BEGIN

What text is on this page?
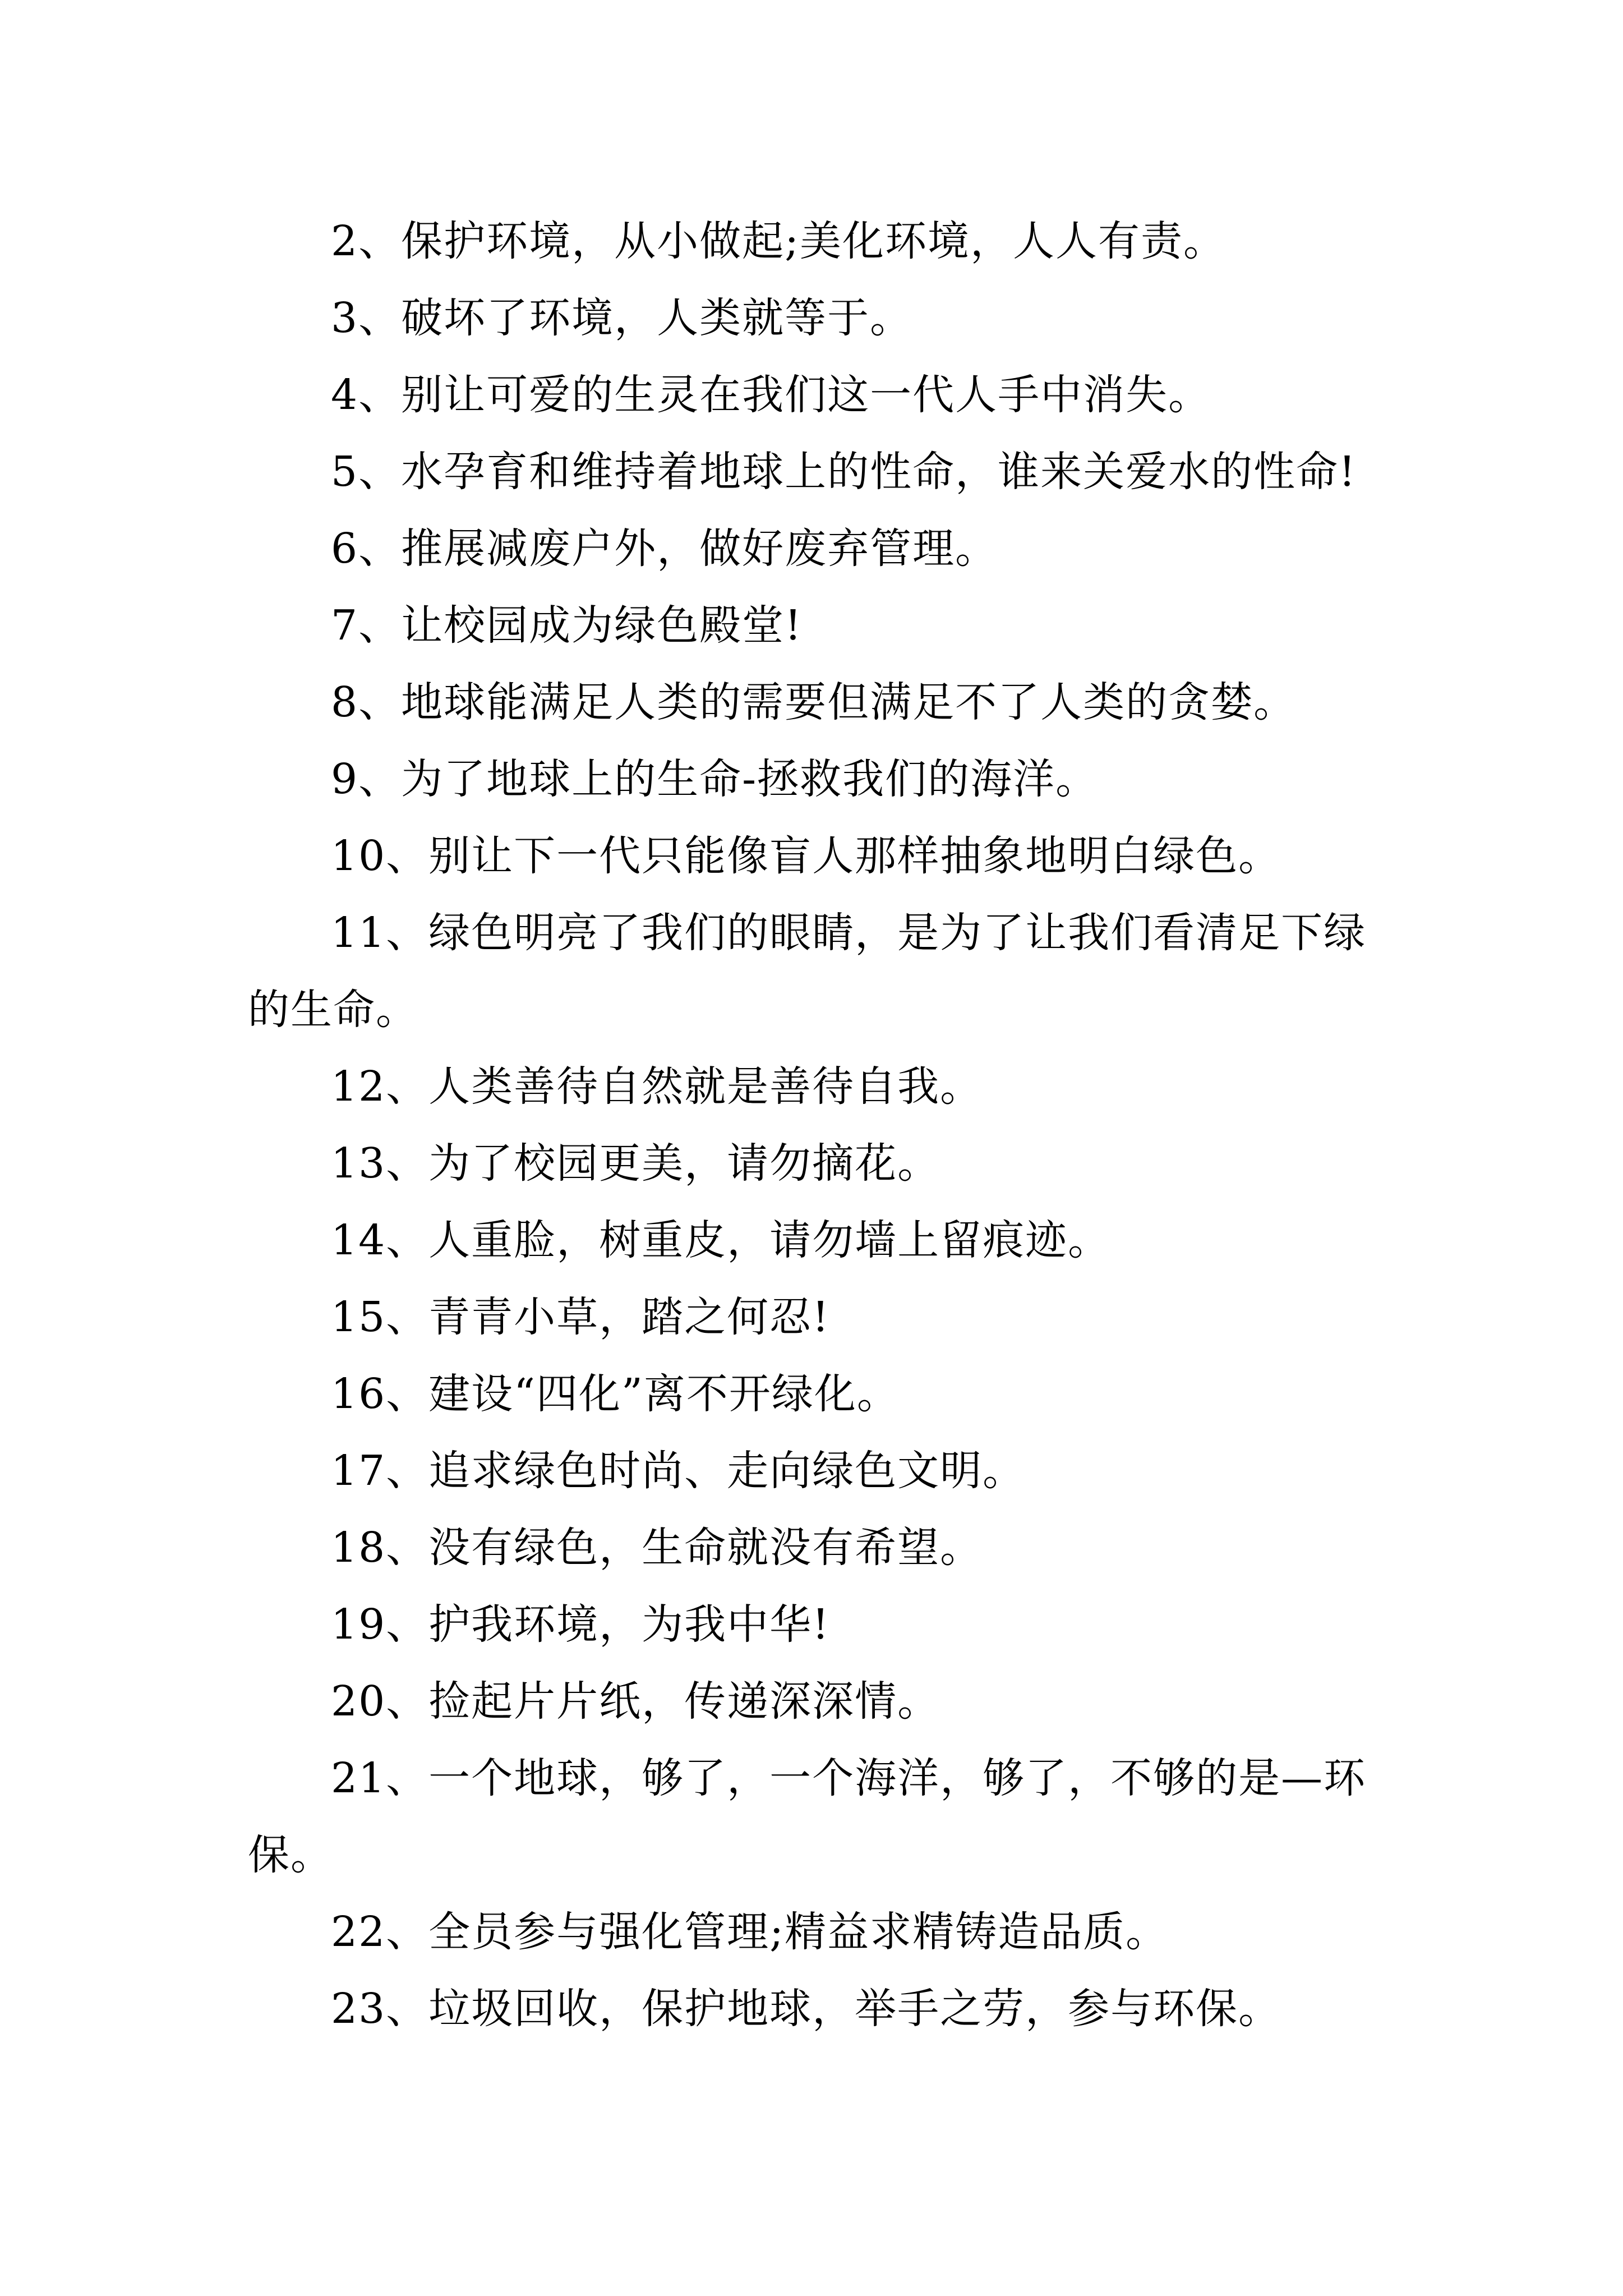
2、保护环境，从小做起;美化环境，人人有责。

3、破坏了环境，人类就等于。

4、别让可爱的生灵在我们这一代人手中消失。

5、水孕育和维持着地球上的性命，谁来关爱水的性命!

6、推展减废户外，做好废弃管理。

7、让校园成为绿色殿堂!

8、地球能满足人类的需要但满足不了人类的贪婪。

9、为了地球上的生命-拯救我们的海洋。

10、别让下一代只能像盲人那样抽象地明白绿色。

11、绿色明亮了我们的眼睛，是为了让我们看清足下绿的生命。

12、人类善待自然就是善待自我。

13、为了校园更美，请勿摘花。

14、人重脸，树重皮，请勿墙上留痕迹。

15、青青小草，踏之何忍!

16、建设“四化”离不开绿化。

17、追求绿色时尚、走向绿色文明。

18、没有绿色，生命就没有希望。

19、护我环境，为我中华!

20、捡起片片纸，传递深深情。

21、一个地球，够了，一个海洋，够了，不够的是—环保。

22、全员参与强化管理;精益求精铸造品质。

23、垃圾回收，保护地球，举手之劳，参与环保。
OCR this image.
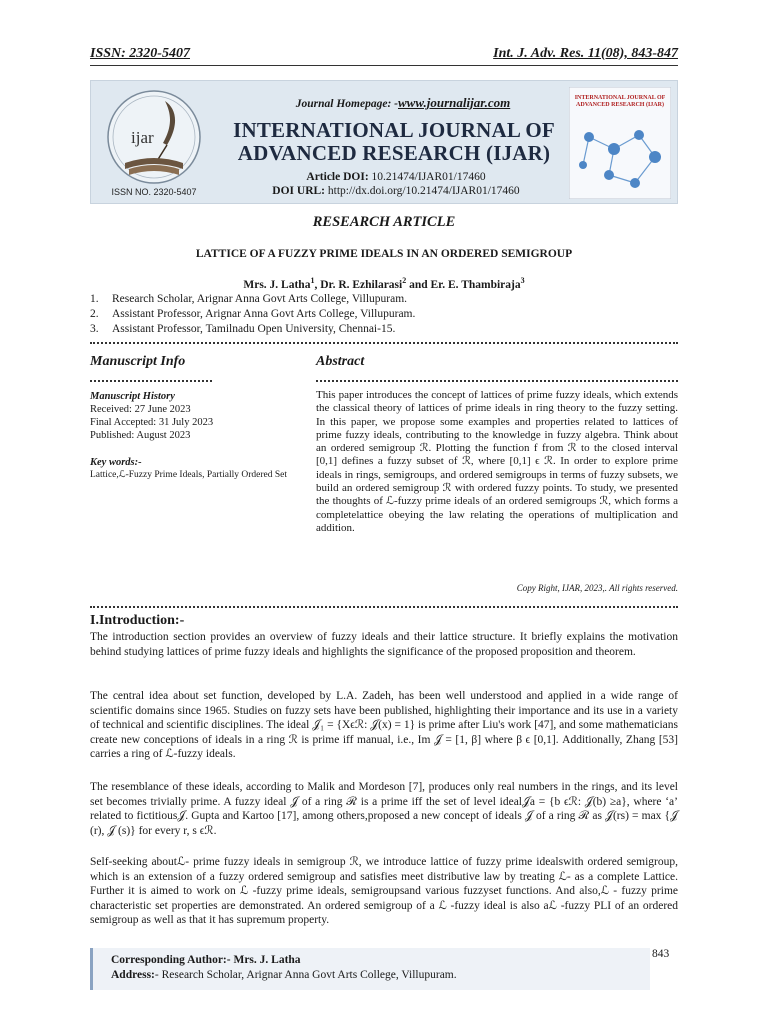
ISSN: 2320-5407	Int. J. Adv. Res. 11(08), 843-847
ijar
ISSN NO. 2320-5407
Journal Homepage: -www.journalijar.com
INTERNATIONAL JOURNAL OF
ADVANCED RESEARCH (IJAR)
Article DOI: 10.21474/IJAR01/17460
DOI URL: http://dx.doi.org/10.21474/IJAR01/17460
INTERNATIONAL JOURNAL OF
ADVANCED RESEARCH (IJAR)
RESEARCH ARTICLE
LATTICE OF A FUZZY PRIME IDEALS IN AN ORDERED SEMIGROUP
Mrs. J. Latha$^1$, Dr. R. Ezhilarasi$^2$ and Er. E. Thambiraja$^3$
1.	Research Scholar, Arignar Anna Govt Arts College, Villupuram.
2.	Assistant Professor, Arignar Anna Govt Arts College, Villupuram.
3.	Assistant Professor, Tamilnadu Open University, Chennai-15.
Manuscript Info	Abstract
Manuscript History
Received: 27 June 2023
Final Accepted: 31 July 2023
Published: August 2023
Key words:-
Lattice,ℒ-Fuzzy Prime Ideals, Partially Ordered Set
This paper introduces the concept of lattices of prime fuzzy ideals, which extends the classical theory of lattices of prime ideals in ring theory to the fuzzy setting. In this paper, we propose some examples and properties related to lattices of prime fuzzy ideals, contributing to the knowledge in fuzzy algebra. Think about an ordered semigroup ℛ. Plotting the function f from ℛ to the closed interval [0,1] defines a fuzzy subset of ℛ, where [0,1] ϵ ℛ. In order to explore prime ideals in rings, semigroups, and ordered semigroups in terms of fuzzy subsets, we build an ordered semigroup ℛ with ordered fuzzy points. To study, we presented the thoughts of ℒ-fuzzy prime ideals of an ordered semigroups ℛ, which forms a completelattice obeying the law relating the operations of multiplication and addition.
Copy Right, IJAR, 2023,. All rights reserved.
I.Introduction:-

The introduction section provides an overview of fuzzy ideals and their lattice structure. It briefly explains the motivation behind studying lattices of prime fuzzy ideals and highlights the significance of the proposed proposition and theorem.

The central idea about set function, developed by L.A. Zadeh, has been well understood and applied in a wide range of scientific domains since 1965. Studies on fuzzy sets have been published, highlighting their importance and its use in a variety of technical and scientific disciplines. The ideal 𝒥₁ = {Xϵℛ: 𝒥(x) = 1} is prime after Liu's work [47], and some mathematicians create new conceptions of ideals in a ring ℛ is prime iff manual, i.e., Im 𝒥 = [1, β] where β ϵ [0,1]. Additionally, Zhang [53] carries a ring of ℒ-fuzzy ideals.

The resemblance of these ideals, according to Malik and Mordeson [7], produces only real numbers in the rings, and its level set becomes trivially prime. A fuzzy ideal 𝒥 of a ring ℛ is a prime iff the set of level ideal𝒥a = {b ϵℛ: 𝒥(b) ≥a}, where ‘a’ related to fictitious𝒥. Gupta and Kartoo [17], among others,proposed a new concept of ideals 𝒥 of a ring ℛ as 𝒥(rs) = max {𝒥 (r), 𝒥 (s)} for every r, s ϵℛ.

Self-seeking aboutℒ- prime fuzzy ideals in semigroup ℛ, we introduce lattice of fuzzy prime idealswith ordered semigroup, which is an extension of a fuzzy ordered semigroup and satisfies meet distributive law by treating ℒ- as a complete Lattice. Further it is aimed to work on ℒ -fuzzy prime ideals, semigroupsand various fuzzyset functions. And also,ℒ - fuzzy prime characteristic set properties are demonstrated. An ordered semigroup of a ℒ -fuzzy ideal is also aℒ -fuzzy PLI of an ordered semigroup as well as that it has supremum property.

Corresponding Author:- Mrs. J. Latha
Address:- Research Scholar, Arignar Anna Govt Arts College, Villupuram.
843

END

> **GIVEN PROBLEM**
Select and copy every line of the listing with the word "Assistant".

> **ANSWER BELOW**
2.	Assistant Professor, Arignar Anna Govt Arts College, Villupuram.
3.	Assistant Professor, Tamilnadu Open University, Chennai-15.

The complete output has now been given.